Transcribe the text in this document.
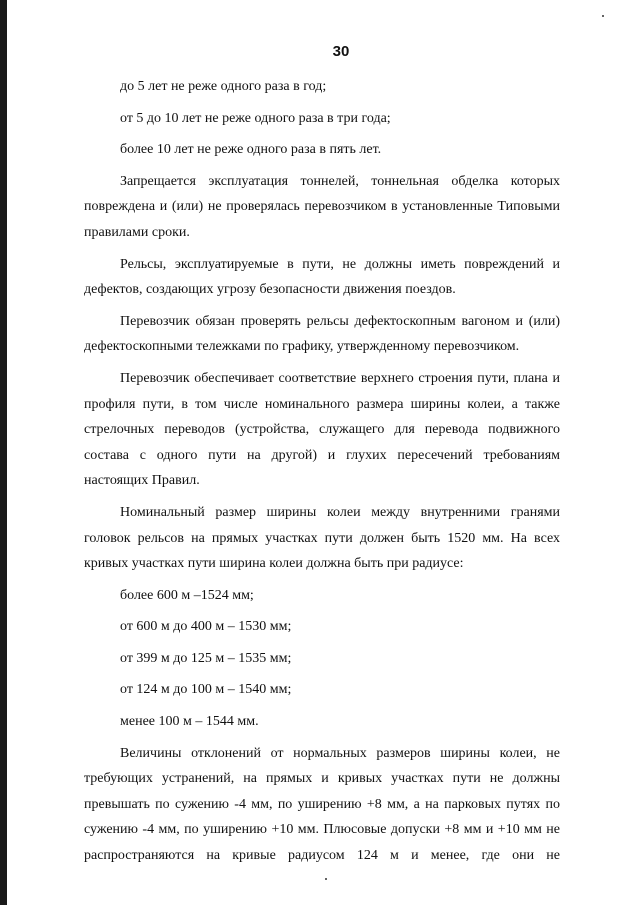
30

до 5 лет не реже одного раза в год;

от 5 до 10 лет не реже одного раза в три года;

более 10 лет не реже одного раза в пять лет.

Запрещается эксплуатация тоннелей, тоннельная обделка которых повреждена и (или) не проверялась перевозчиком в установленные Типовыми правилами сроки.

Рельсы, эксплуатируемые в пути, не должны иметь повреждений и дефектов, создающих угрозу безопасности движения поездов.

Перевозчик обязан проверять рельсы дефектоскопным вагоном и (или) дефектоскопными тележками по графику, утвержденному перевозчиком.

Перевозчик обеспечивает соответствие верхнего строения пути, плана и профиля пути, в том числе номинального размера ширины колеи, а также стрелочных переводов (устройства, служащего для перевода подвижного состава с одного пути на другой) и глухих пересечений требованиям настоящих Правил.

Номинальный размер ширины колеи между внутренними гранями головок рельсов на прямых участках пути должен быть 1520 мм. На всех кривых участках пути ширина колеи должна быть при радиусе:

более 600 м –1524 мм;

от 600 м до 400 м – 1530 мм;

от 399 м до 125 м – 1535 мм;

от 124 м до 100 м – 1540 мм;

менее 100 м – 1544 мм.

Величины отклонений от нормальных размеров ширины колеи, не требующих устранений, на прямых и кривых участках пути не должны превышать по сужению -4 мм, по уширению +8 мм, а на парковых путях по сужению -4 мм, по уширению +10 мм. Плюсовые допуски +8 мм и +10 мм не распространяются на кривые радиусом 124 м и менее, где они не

=======

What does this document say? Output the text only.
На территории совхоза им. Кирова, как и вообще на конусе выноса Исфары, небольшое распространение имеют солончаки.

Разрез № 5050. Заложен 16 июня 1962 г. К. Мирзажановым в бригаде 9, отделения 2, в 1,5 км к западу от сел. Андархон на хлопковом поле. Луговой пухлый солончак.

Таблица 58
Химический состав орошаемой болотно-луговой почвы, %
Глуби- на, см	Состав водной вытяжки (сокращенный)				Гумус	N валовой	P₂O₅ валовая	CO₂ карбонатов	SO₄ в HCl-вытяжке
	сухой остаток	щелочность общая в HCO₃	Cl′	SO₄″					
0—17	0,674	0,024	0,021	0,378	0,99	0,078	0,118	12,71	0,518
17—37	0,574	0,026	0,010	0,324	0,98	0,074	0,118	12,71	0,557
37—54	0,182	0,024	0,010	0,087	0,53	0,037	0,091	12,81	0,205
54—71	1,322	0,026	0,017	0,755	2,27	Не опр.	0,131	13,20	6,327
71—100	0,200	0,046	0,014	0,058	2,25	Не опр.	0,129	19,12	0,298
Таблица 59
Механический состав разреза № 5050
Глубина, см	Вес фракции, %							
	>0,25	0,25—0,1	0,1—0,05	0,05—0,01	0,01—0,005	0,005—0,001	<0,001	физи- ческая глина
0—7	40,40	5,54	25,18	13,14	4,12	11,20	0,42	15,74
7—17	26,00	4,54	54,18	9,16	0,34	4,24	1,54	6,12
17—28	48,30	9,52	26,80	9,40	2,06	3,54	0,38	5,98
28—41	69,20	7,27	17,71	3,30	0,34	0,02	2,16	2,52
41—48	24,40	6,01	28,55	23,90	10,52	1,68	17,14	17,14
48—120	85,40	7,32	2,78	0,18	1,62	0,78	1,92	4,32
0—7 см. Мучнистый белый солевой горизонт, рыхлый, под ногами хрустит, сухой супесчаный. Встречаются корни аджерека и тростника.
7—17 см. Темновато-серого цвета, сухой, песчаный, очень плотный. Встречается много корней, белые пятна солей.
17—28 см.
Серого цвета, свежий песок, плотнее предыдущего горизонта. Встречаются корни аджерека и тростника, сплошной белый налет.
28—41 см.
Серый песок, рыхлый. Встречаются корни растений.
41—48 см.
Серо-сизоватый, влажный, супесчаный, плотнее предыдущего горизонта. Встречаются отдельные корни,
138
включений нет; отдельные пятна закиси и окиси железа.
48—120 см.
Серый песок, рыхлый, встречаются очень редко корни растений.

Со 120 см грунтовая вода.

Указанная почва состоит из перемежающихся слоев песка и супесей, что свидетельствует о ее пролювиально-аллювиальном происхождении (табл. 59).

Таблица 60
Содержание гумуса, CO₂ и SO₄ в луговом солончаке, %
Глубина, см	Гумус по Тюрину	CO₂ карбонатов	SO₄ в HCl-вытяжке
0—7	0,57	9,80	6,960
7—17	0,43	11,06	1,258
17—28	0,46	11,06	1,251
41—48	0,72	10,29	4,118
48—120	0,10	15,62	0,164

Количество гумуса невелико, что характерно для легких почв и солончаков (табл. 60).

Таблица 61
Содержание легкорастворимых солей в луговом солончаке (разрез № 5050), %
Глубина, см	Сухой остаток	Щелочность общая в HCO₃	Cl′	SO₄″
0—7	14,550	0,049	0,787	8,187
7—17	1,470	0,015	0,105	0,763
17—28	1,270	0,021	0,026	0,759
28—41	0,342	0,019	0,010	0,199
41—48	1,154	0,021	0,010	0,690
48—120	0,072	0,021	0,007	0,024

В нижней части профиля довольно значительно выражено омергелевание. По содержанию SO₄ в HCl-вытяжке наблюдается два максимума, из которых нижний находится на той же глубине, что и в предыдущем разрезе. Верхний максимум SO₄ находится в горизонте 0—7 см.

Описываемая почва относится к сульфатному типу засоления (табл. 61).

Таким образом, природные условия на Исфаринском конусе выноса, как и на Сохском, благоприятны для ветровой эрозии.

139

=======

= What is being asked =
Pick out every line above that holds the word "солончаке" and copy it.

= Answer to this task =
Содержание гумуса, CO₂ и SO₄ в луговом солончаке, %
Содержание легкорастворимых солей в луговом солончаке (разрез № 5050), %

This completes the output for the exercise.